#### [THE EXERCISE]
Show each line of the data below that has the string "kind" in it.

[Dataset items]
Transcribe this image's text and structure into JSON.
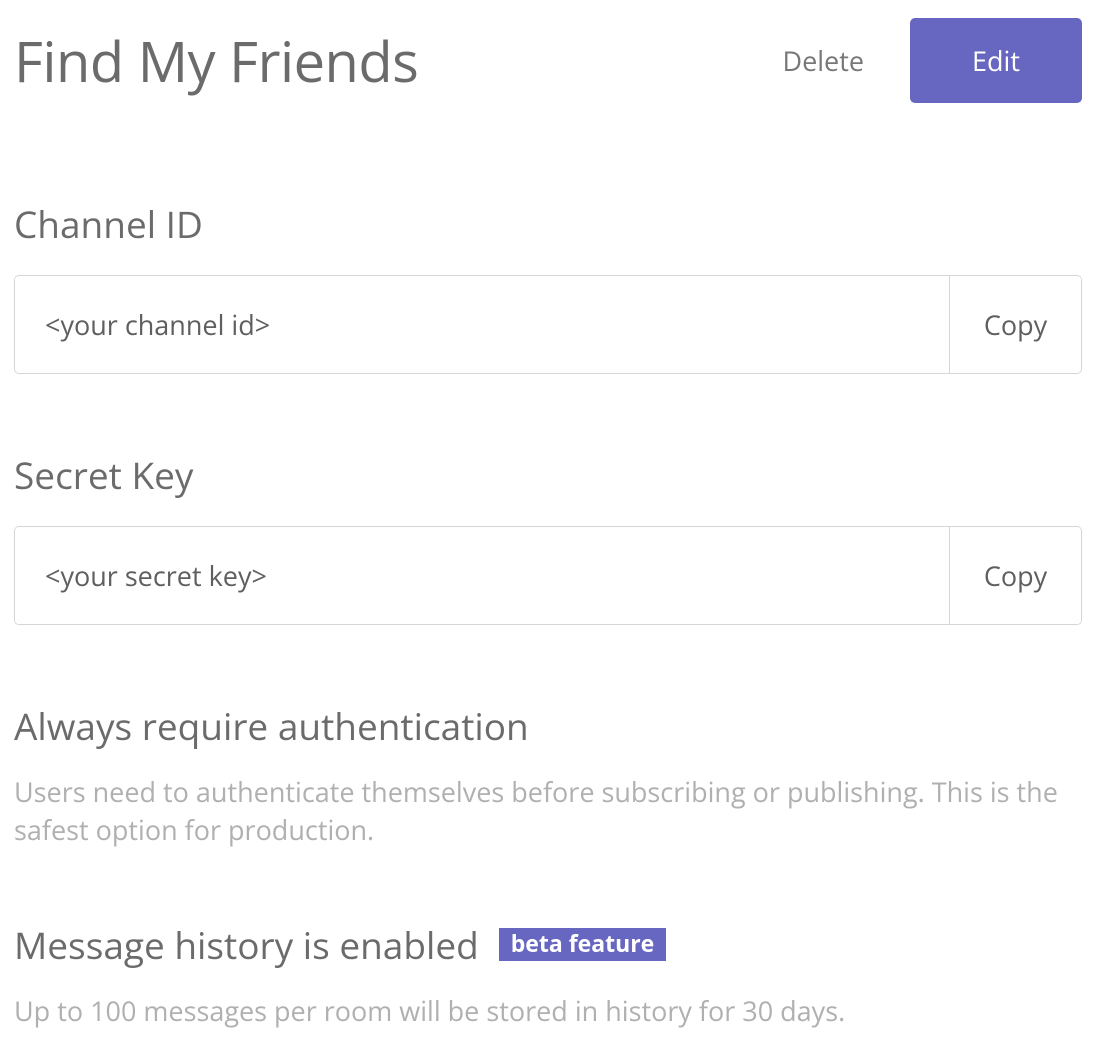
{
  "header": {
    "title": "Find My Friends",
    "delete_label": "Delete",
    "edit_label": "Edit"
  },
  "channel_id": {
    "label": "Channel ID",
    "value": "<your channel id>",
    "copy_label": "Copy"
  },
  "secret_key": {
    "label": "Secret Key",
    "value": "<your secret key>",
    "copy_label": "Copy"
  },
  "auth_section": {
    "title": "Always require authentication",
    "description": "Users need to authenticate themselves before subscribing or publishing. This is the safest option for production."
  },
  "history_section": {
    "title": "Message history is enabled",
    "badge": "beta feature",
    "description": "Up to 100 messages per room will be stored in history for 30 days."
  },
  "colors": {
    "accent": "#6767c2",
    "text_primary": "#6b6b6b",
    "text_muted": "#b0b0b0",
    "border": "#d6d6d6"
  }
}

--

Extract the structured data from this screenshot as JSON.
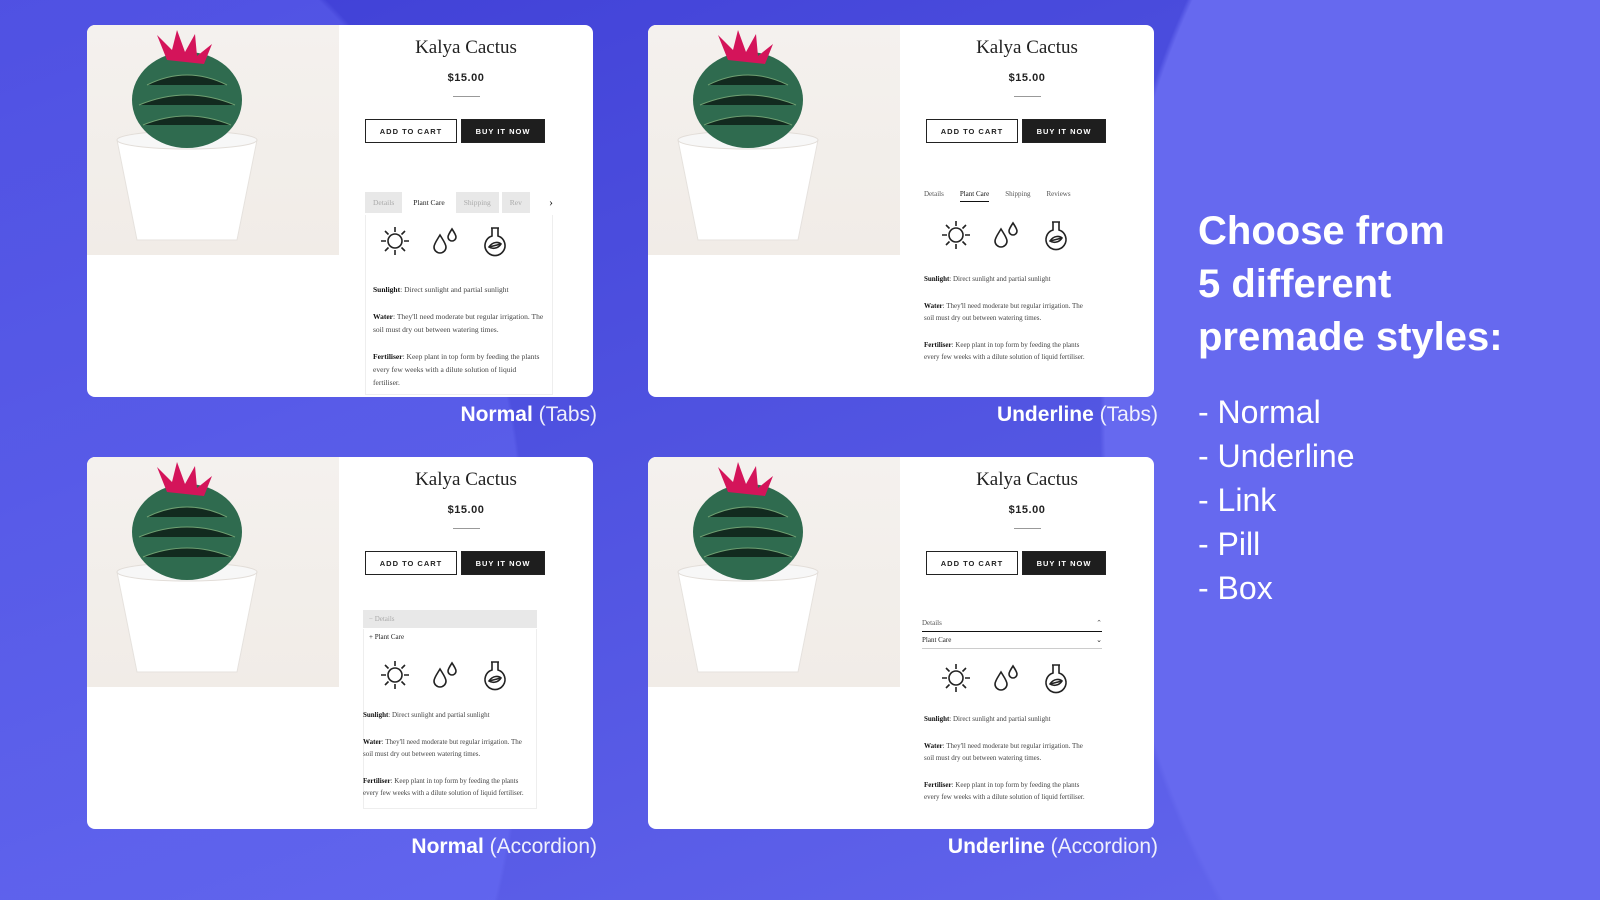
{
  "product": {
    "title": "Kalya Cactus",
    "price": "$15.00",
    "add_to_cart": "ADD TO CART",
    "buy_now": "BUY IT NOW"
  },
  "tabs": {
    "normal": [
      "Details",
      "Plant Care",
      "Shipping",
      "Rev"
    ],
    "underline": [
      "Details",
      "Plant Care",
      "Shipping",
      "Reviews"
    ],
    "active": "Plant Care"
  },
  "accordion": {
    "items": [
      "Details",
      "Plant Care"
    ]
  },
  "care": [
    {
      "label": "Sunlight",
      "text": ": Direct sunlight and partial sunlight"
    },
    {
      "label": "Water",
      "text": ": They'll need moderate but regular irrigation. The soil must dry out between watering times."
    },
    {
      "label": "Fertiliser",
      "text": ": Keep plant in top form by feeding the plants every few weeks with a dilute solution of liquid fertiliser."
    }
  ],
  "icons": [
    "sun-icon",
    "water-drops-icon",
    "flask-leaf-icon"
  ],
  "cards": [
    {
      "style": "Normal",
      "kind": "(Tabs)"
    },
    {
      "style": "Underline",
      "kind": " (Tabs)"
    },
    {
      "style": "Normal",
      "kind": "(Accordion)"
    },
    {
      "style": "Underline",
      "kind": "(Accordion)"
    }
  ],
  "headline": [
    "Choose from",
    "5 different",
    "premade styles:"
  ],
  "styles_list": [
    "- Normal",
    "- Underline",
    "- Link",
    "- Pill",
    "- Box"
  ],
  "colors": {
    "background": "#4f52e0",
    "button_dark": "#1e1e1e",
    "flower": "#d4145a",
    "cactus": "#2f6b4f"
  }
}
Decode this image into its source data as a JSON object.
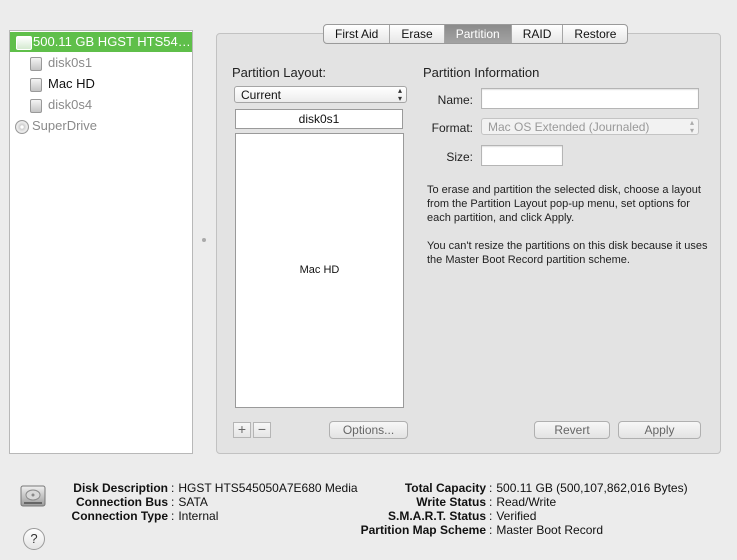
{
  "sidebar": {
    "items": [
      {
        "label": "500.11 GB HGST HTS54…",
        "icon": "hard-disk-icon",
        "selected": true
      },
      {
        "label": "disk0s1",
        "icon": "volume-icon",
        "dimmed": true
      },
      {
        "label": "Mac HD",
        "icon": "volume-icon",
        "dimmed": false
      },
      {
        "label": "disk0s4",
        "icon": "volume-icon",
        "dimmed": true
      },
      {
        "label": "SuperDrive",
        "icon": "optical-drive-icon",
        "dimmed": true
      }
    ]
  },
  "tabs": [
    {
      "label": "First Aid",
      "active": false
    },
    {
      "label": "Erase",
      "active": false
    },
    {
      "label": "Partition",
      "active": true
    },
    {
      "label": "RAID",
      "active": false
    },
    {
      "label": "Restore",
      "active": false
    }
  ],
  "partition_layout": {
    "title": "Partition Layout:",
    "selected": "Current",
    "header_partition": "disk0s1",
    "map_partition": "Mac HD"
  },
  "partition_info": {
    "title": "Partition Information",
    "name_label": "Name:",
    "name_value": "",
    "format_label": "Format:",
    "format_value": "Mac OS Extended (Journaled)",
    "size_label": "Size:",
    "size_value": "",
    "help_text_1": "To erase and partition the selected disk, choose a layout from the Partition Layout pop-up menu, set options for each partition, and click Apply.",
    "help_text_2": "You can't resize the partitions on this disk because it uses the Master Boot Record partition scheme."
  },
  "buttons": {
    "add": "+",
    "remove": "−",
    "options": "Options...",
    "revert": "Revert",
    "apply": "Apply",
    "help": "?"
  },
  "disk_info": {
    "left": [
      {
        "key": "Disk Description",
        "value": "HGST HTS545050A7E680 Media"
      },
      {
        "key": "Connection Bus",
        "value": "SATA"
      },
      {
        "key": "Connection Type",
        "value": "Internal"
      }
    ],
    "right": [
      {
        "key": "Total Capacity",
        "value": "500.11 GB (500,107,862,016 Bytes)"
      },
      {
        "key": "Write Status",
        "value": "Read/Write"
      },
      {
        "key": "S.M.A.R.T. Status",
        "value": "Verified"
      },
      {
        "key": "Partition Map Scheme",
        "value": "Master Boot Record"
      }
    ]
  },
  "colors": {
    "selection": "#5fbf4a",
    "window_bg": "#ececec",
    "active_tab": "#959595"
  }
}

* * *

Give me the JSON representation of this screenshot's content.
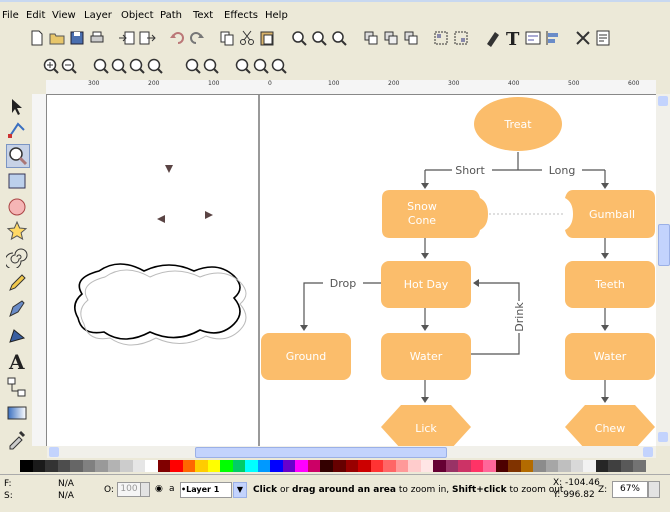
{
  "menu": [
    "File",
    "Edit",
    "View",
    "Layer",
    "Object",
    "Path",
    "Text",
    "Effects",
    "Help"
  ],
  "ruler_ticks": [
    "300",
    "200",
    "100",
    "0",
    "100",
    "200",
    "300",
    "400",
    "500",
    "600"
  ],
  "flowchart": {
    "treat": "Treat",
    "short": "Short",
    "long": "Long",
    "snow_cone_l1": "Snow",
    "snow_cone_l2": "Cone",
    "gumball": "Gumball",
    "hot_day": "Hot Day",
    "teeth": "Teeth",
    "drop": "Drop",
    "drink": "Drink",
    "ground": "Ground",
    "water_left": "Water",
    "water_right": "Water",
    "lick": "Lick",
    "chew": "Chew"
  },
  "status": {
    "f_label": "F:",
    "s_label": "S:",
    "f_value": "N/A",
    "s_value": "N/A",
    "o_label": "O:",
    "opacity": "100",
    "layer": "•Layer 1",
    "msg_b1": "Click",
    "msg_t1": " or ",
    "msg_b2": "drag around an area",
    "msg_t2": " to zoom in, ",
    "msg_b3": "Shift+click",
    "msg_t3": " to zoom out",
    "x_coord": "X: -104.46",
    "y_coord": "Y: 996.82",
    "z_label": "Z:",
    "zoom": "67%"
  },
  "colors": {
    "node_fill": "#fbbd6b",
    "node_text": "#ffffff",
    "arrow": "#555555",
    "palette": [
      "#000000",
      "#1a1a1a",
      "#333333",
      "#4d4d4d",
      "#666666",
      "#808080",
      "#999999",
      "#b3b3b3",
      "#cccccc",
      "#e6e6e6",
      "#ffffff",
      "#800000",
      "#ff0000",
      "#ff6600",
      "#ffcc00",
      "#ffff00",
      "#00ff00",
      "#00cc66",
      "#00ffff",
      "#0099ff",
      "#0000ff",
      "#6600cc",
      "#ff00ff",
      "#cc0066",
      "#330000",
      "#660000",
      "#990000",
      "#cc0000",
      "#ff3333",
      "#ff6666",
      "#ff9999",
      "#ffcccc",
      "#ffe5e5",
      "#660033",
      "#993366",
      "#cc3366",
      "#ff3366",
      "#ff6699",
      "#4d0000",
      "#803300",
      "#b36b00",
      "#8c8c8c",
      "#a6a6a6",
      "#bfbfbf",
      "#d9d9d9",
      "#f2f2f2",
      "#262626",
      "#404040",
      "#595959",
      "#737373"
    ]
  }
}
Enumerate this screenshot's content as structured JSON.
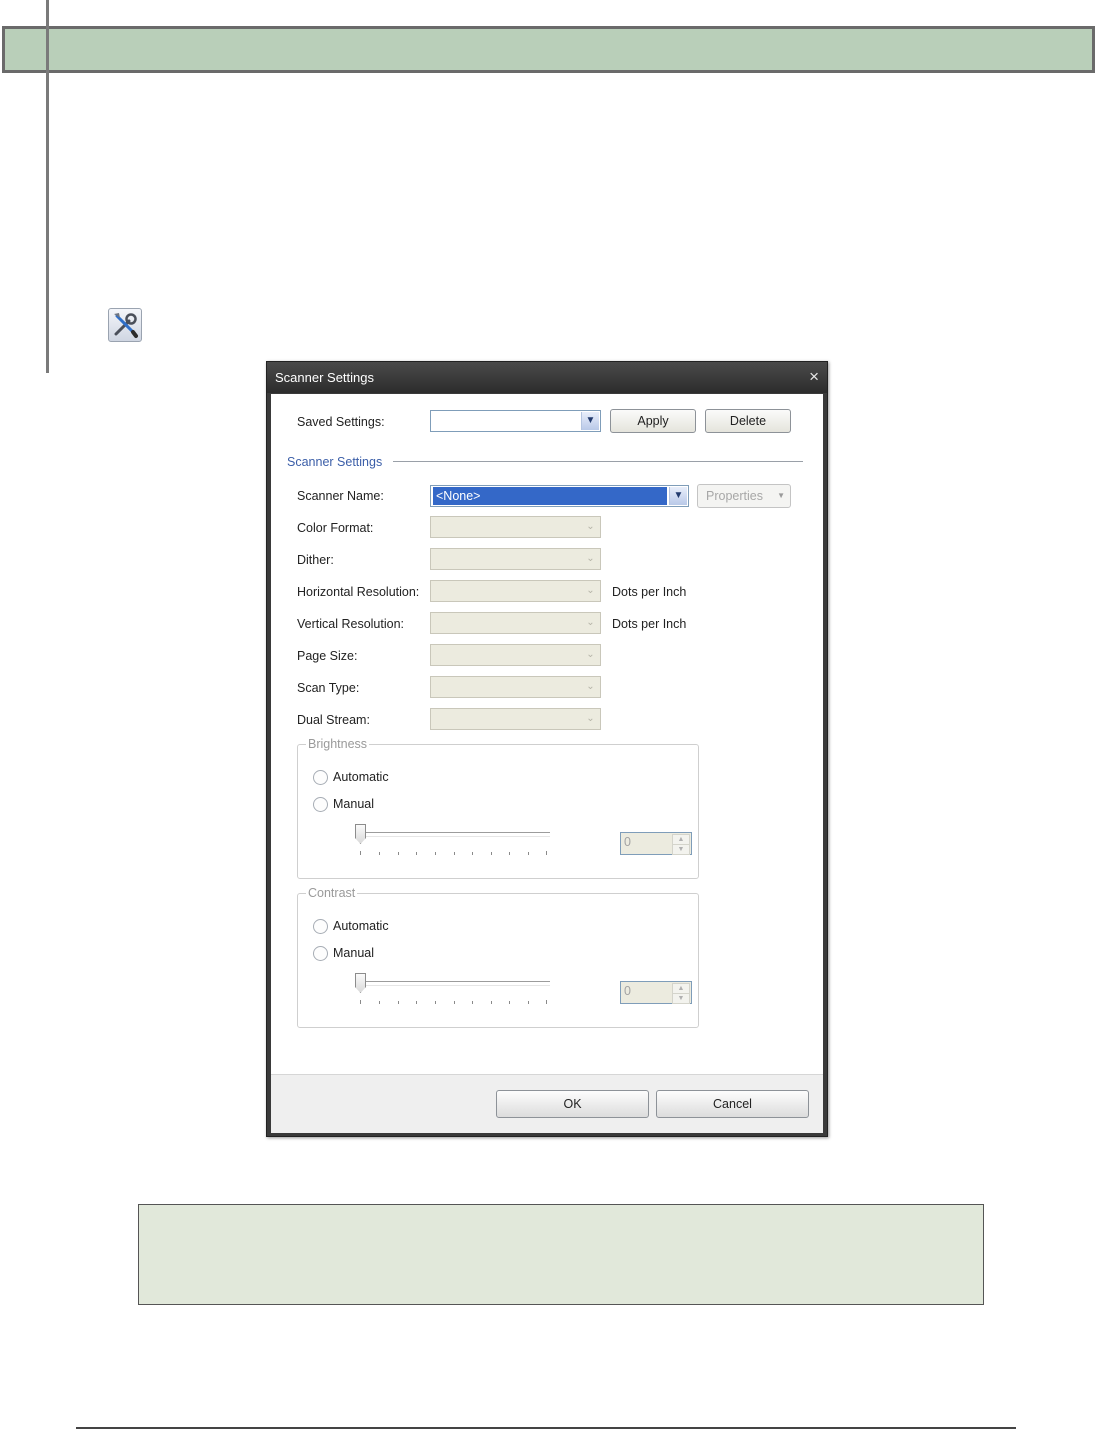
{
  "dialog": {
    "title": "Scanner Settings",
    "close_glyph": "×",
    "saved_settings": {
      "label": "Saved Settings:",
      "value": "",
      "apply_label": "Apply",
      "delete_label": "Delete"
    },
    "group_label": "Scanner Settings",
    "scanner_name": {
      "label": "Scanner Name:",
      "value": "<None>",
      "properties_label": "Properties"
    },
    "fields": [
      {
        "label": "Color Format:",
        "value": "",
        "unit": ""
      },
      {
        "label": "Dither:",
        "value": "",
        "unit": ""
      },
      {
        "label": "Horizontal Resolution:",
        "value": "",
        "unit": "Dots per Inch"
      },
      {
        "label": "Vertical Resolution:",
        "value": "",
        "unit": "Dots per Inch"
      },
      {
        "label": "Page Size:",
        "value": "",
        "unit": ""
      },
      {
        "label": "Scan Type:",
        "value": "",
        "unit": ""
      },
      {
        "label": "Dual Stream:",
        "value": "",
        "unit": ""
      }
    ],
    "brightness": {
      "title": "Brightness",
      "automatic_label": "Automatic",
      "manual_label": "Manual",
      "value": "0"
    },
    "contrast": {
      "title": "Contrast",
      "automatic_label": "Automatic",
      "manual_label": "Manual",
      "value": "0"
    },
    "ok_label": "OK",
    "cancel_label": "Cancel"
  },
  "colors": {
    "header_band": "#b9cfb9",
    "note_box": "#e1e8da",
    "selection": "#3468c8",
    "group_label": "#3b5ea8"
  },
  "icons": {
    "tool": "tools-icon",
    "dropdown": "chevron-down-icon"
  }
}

#### [FINISHED EXERCISE]
      "kind": "(Tabs)"
      "kind": " (Tabs)"
      "kind": "(Accordion)"
      "kind": "(Accordion)"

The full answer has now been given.